======== RECORDS TO PROCESS ========
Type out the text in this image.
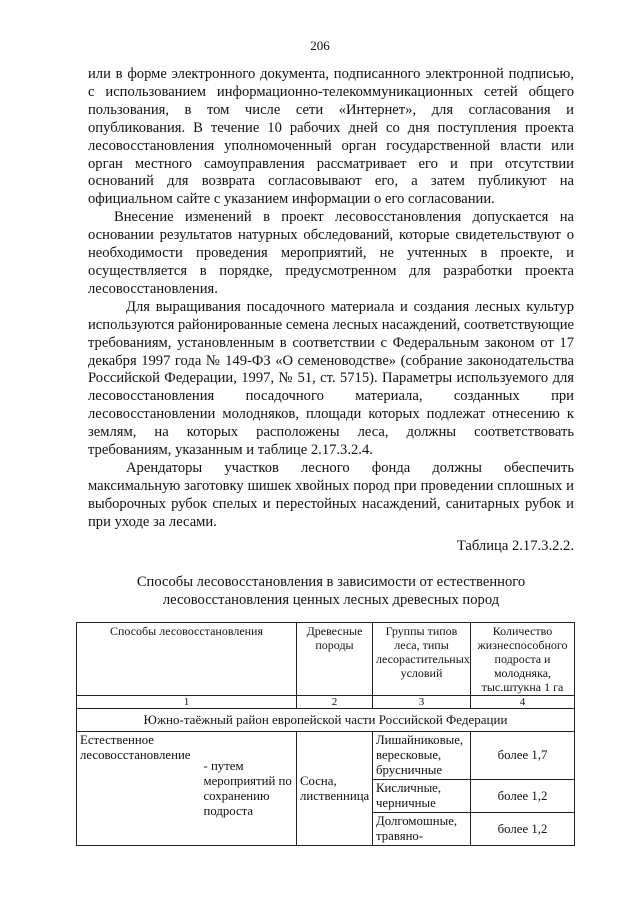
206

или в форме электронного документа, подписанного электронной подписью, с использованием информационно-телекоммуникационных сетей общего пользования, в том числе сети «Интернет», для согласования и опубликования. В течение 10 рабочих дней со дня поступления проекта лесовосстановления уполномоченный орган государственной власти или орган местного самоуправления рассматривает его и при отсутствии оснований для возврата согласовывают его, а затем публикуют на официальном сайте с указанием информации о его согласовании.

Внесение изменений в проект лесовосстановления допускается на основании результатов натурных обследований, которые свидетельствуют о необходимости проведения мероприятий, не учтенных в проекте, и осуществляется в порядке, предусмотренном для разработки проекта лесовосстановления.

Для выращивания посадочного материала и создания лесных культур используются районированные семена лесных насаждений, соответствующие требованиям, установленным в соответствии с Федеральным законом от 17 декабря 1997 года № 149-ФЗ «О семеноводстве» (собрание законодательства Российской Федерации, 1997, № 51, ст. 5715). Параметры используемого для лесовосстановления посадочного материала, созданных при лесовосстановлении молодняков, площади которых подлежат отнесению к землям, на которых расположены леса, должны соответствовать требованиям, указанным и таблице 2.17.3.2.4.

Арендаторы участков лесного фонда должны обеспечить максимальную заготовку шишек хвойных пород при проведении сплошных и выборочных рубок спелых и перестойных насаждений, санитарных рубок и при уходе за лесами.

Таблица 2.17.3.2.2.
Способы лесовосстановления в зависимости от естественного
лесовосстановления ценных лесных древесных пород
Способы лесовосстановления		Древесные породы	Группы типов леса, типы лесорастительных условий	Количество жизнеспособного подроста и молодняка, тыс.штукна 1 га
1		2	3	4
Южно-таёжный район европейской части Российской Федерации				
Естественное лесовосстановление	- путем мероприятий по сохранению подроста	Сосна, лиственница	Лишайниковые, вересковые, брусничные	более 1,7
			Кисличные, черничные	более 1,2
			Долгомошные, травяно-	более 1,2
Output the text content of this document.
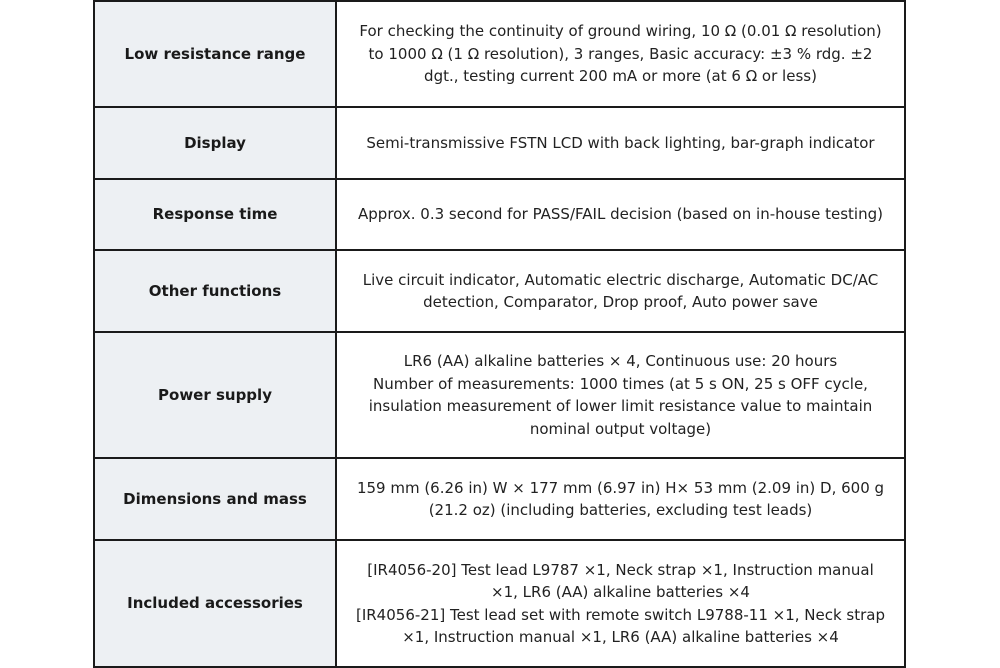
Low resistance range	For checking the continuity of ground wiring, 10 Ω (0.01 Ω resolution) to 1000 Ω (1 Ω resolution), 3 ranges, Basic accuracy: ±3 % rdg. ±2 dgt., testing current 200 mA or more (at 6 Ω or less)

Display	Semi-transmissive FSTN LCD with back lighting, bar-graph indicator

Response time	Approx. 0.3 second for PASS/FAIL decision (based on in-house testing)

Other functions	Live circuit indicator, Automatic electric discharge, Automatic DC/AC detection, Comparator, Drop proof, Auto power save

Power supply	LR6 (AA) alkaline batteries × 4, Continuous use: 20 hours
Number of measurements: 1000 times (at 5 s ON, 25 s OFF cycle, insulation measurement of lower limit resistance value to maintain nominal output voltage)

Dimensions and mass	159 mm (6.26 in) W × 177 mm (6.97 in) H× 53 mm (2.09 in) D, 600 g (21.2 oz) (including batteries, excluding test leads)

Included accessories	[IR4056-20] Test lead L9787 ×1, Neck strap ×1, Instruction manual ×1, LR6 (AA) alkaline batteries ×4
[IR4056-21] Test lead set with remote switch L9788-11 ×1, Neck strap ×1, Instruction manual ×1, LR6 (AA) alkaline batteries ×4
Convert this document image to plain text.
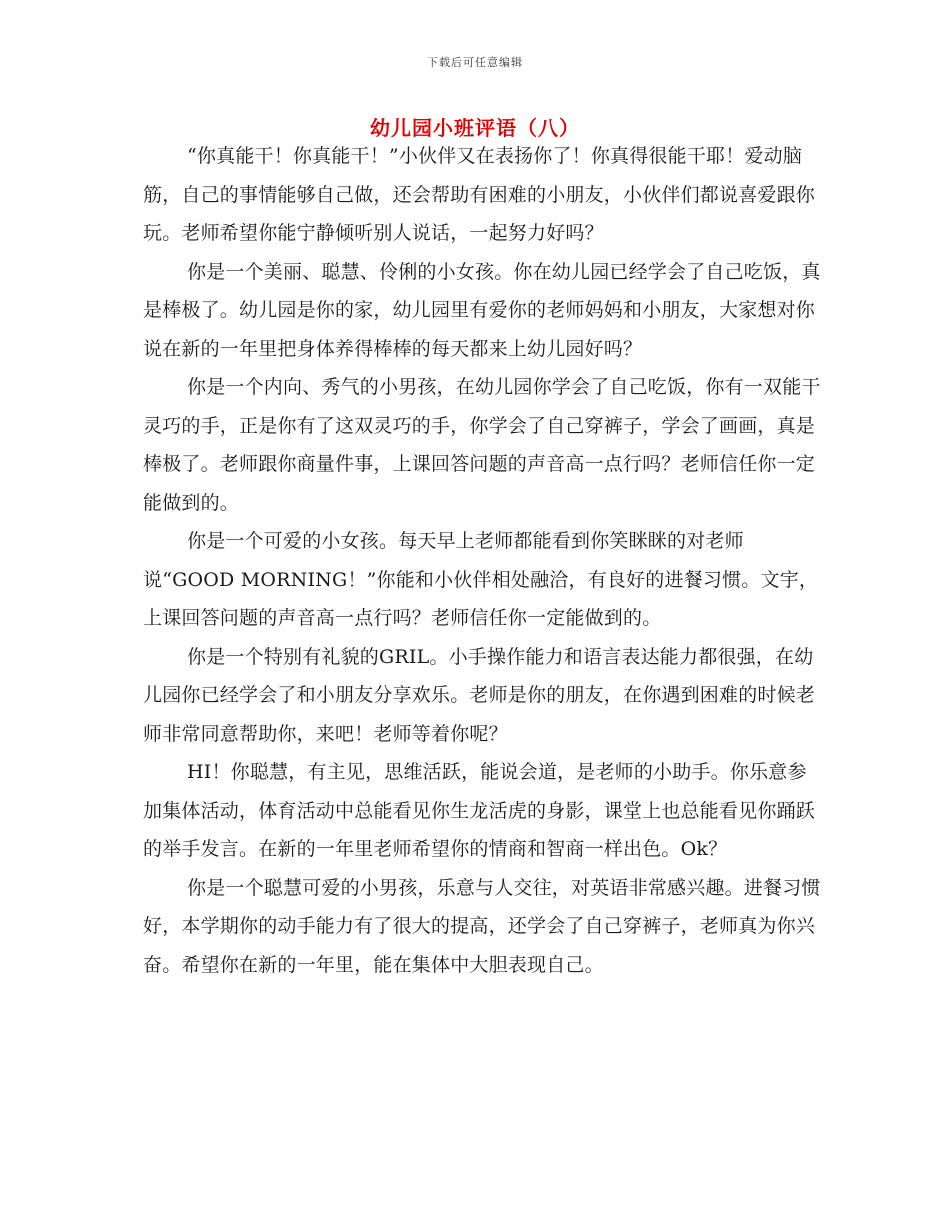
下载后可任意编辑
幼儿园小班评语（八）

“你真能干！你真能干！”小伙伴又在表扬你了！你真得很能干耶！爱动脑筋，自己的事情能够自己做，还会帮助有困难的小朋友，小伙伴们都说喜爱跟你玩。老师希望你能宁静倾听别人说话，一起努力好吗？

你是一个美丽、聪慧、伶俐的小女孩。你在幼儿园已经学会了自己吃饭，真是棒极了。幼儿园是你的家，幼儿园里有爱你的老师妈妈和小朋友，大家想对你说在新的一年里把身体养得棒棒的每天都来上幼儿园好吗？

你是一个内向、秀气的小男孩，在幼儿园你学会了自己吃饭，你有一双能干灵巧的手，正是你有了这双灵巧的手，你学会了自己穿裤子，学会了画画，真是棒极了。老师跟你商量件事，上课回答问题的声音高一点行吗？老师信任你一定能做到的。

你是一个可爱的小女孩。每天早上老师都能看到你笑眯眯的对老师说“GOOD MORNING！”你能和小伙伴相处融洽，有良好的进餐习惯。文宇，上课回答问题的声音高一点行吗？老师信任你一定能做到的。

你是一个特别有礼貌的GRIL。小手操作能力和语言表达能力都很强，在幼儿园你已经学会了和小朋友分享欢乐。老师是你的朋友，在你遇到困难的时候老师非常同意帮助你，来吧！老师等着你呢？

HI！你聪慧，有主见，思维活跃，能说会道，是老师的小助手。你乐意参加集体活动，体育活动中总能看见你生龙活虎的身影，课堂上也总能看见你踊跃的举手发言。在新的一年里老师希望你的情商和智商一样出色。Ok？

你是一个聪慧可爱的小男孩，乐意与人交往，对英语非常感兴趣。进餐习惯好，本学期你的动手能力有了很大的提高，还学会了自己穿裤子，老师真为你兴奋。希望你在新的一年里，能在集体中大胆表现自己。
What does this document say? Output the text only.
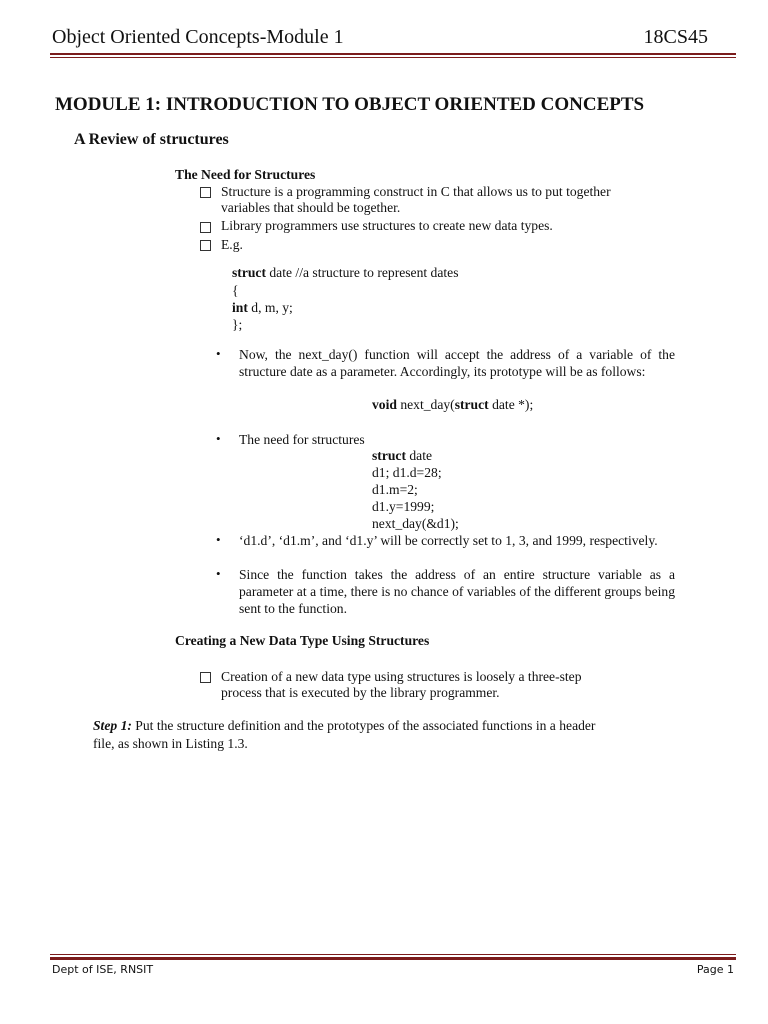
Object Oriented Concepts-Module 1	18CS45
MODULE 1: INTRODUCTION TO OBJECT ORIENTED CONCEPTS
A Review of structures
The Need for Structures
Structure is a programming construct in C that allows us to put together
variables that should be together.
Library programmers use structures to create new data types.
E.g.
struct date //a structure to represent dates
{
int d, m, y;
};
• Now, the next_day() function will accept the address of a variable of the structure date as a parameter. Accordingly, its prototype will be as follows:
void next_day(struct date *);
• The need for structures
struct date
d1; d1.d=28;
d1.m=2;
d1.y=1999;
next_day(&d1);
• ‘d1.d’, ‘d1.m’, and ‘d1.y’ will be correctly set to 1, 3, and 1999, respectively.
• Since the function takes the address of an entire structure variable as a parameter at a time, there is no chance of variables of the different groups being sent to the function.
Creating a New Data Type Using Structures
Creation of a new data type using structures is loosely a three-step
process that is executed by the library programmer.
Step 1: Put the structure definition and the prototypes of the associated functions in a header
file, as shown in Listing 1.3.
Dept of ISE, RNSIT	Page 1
========
PROBLEM REQUIREMENTS: Transcribe the preceding listing in its entirety and with exact wording, leaving out pictures.

RESULT:
Type out the text in this image.
206

или в форме электронного документа, подписанного электронной подписью, с использованием информационно-телекоммуникационных сетей общего пользования, в том числе сети «Интернет», для согласования и опубликования. В течение 10 рабочих дней со дня поступления проекта лесовосстановления уполномоченный орган государственной власти или орган местного самоуправления рассматривает его и при отсутствии оснований для возврата согласовывают его, а затем публикуют на официальном сайте с указанием информации о его согласовании.

Внесение изменений в проект лесовосстановления допускается на основании результатов натурных обследований, которые свидетельствуют о необходимости проведения мероприятий, не учтенных в проекте, и осуществляется в порядке, предусмотренном для разработки проекта лесовосстановления.

Для выращивания посадочного материала и создания лесных культур используются районированные семена лесных насаждений, соответствующие требованиям, установленным в соответствии с Федеральным законом от 17 декабря 1997 года № 149-ФЗ «О семеноводстве» (собрание законодательства Российской Федерации, 1997, № 51, ст. 5715). Параметры используемого для лесовосстановления посадочного материала, созданных при лесовосстановлении молодняков, площади которых подлежат отнесению к землям, на которых расположены леса, должны соответствовать требованиям, указанным и таблице 2.17.3.2.4.

Арендаторы участков лесного фонда должны обеспечить максимальную заготовку шишек хвойных пород при проведении сплошных и выборочных рубок спелых и перестойных насаждений, санитарных рубок и при уходе за лесами.

Таблица 2.17.3.2.2.
Способы лесовосстановления в зависимости от естественного
лесовосстановления ценных лесных древесных пород
Способы лесовосстановления		Древесные породы	Группы типов леса, типы лесорастительных условий	Количество жизнеспособного подроста и молодняка, тыс.штукна 1 га
1		2	3	4
Южно-таёжный район европейской части Российской Федерации				
Естественное лесовосстановление	- путем мероприятий по сохранению подроста	Сосна, лиственница	Лишайниковые, вересковые, брусничные	более 1,7
			Кисличные, черничные	более 1,2
			Долгомошные, травяно-	более 1,2
Output the text content of this document.
Low resistance range	For checking the continuity of ground wiring, 10 Ω (0.01 Ω resolution) to 1000 Ω (1 Ω resolution), 3 ranges, Basic accuracy: ±3 % rdg. ±2 dgt., testing current 200 mA or more (at 6 Ω or less)

Display	Semi-transmissive FSTN LCD with back lighting, bar-graph indicator

Response time	Approx. 0.3 second for PASS/FAIL decision (based on in-house testing)

Other functions	Live circuit indicator, Automatic electric discharge, Automatic DC/AC detection, Comparator, Drop proof, Auto power save

Power supply	LR6 (AA) alkaline batteries × 4, Continuous use: 20 hours
Number of measurements: 1000 times (at 5 s ON, 25 s OFF cycle, insulation measurement of lower limit resistance value to maintain nominal output voltage)

Dimensions and mass	159 mm (6.26 in) W × 177 mm (6.97 in) H× 53 mm (2.09 in) D, 600 g (21.2 oz) (including batteries, excluding test leads)

Included accessories	[IR4056-20] Test lead L9787 ×1, Neck strap ×1, Instruction manual ×1, LR6 (AA) alkaline batteries ×4
[IR4056-21] Test lead set with remote switch L9788-11 ×1, Neck strap ×1, Instruction manual ×1, LR6 (AA) alkaline batteries ×4
Convert this document image to plain text.
下载后可任意编辑
幼儿园小班评语（八）

“你真能干！你真能干！”小伙伴又在表扬你了！你真得很能干耶！爱动脑筋，自己的事情能够自己做，还会帮助有困难的小朋友，小伙伴们都说喜爱跟你玩。老师希望你能宁静倾听别人说话，一起努力好吗？

你是一个美丽、聪慧、伶俐的小女孩。你在幼儿园已经学会了自己吃饭，真是棒极了。幼儿园是你的家，幼儿园里有爱你的老师妈妈和小朋友，大家想对你说在新的一年里把身体养得棒棒的每天都来上幼儿园好吗？

你是一个内向、秀气的小男孩，在幼儿园你学会了自己吃饭，你有一双能干灵巧的手，正是你有了这双灵巧的手，你学会了自己穿裤子，学会了画画，真是棒极了。老师跟你商量件事，上课回答问题的声音高一点行吗？老师信任你一定能做到的。

你是一个可爱的小女孩。每天早上老师都能看到你笑眯眯的对老师说“GOOD MORNING！”你能和小伙伴相处融洽，有良好的进餐习惯。文宇，上课回答问题的声音高一点行吗？老师信任你一定能做到的。

你是一个特别有礼貌的GRIL。小手操作能力和语言表达能力都很强，在幼儿园你已经学会了和小朋友分享欢乐。老师是你的朋友，在你遇到困难的时候老师非常同意帮助你，来吧！老师等着你呢？

HI！你聪慧，有主见，思维活跃，能说会道，是老师的小助手。你乐意参加集体活动，体育活动中总能看见你生龙活虎的身影，课堂上也总能看见你踊跃的举手发言。在新的一年里老师希望你的情商和智商一样出色。Ok？

你是一个聪慧可爱的小男孩，乐意与人交往，对英语非常感兴趣。进餐习惯好，本学期你的动手能力有了很大的提高，还学会了自己穿裤子，老师真为你兴奋。希望你在新的一年里，能在集体中大胆表现自己。
What does this document say? Output the text only.
Object Oriented Concepts-Module 1	18CS45
MODULE 1: INTRODUCTION TO OBJECT ORIENTED CONCEPTS
A Review of structures
The Need for Structures
Structure is a programming construct in C that allows us to put together
variables that should be together.
Library programmers use structures to create new data types.
E.g.
struct date //a structure to represent dates
{
int d, m, y;
};
• Now, the next_day() function will accept the address of a variable of the structure date as a parameter. Accordingly, its prototype will be as follows:
void next_day(struct date *);
• The need for structures
struct date
d1; d1.d=28;
d1.m=2;
d1.y=1999;
next_day(&d1);
• ‘d1.d’, ‘d1.m’, and ‘d1.y’ will be correctly set to 1, 3, and 1999, respectively.
• Since the function takes the address of an entire structure variable as a parameter at a time, there is no chance of variables of the different groups being sent to the function.
Creating a New Data Type Using Structures
Creation of a new data type using structures is loosely a three-step
process that is executed by the library programmer.
Step 1: Put the structure definition and the prototypes of the associated functions in a header
file, as shown in Listing 1.3.
Dept of ISE, RNSIT	Page 1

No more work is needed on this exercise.